**TASK TO CARRY OUT:** Pick out each line containing the string "category" and copy it.

Dataset entries
/---

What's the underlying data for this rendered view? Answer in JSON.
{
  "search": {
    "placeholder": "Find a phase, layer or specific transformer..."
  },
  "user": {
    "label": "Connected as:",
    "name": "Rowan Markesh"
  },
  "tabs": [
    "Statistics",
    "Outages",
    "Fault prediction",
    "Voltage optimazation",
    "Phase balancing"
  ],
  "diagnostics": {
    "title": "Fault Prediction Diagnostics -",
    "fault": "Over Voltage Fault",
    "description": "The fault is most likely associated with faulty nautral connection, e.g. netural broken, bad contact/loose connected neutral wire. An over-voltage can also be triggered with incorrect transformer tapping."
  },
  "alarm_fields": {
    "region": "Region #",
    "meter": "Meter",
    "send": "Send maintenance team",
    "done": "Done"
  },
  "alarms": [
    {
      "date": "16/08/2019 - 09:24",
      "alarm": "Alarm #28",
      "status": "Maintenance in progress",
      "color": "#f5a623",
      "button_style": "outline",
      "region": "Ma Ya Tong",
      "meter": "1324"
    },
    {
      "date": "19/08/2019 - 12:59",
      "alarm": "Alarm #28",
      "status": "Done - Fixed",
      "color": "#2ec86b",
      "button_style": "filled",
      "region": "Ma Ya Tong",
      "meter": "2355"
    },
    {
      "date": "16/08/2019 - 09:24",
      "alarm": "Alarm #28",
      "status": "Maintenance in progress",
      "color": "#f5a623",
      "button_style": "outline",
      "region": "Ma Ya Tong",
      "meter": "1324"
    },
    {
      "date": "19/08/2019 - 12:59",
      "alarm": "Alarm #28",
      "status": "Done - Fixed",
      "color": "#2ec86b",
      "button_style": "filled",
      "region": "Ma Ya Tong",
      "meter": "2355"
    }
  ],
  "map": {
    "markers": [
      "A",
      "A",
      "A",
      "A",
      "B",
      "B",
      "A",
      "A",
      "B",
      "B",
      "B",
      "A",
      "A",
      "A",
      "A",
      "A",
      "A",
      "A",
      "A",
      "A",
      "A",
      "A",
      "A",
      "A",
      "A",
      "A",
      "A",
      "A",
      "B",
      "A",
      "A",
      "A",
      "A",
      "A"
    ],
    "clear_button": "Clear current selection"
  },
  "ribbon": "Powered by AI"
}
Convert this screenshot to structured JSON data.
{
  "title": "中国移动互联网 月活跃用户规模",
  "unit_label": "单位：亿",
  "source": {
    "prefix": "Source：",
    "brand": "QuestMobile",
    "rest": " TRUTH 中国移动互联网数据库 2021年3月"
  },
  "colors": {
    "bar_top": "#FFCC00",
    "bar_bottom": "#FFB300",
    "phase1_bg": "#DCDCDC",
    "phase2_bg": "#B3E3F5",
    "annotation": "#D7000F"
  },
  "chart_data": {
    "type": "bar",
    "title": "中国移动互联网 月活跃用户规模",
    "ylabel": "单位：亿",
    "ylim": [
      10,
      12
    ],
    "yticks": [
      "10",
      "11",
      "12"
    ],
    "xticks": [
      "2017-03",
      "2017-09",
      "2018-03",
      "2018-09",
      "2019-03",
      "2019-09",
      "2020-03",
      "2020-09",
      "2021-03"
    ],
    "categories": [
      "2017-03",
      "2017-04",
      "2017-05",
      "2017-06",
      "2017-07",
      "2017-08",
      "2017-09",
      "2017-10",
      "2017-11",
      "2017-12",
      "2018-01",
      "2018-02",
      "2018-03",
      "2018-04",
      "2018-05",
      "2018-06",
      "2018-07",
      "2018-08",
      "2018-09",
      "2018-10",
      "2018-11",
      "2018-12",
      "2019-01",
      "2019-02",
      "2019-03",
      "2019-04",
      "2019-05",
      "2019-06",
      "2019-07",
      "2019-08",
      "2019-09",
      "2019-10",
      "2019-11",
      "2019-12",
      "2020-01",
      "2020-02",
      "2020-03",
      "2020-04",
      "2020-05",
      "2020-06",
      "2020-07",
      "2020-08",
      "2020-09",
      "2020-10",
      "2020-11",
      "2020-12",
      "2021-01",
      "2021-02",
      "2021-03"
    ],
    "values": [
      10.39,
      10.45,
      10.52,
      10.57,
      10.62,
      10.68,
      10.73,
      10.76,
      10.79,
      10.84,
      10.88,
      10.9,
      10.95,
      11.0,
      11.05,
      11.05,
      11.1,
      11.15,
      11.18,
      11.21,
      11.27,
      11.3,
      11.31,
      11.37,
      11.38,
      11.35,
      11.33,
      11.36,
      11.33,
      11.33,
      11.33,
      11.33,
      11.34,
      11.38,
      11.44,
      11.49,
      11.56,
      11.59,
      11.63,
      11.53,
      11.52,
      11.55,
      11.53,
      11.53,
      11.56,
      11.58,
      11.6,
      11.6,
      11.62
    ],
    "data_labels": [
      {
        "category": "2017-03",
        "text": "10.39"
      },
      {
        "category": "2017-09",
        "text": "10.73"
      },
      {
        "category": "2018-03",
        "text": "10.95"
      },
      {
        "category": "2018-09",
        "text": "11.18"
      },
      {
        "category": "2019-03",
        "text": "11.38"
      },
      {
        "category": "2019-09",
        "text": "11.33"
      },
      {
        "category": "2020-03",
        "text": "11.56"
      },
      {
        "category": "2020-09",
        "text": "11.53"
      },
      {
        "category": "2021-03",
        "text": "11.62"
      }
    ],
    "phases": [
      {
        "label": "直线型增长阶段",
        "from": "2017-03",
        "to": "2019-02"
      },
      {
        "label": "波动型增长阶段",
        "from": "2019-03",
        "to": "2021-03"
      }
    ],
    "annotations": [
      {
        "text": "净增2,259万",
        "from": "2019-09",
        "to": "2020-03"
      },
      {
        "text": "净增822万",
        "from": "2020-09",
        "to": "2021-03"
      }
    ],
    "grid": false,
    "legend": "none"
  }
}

\---

**RESULT BELOW:**
        "category": "2017-03",
        "category": "2017-09",
        "category": "2018-03",
        "category": "2018-09",
        "category": "2019-03",
        "category": "2019-09",
        "category": "2020-03",
        "category": "2020-09",
        "category": "2021-03",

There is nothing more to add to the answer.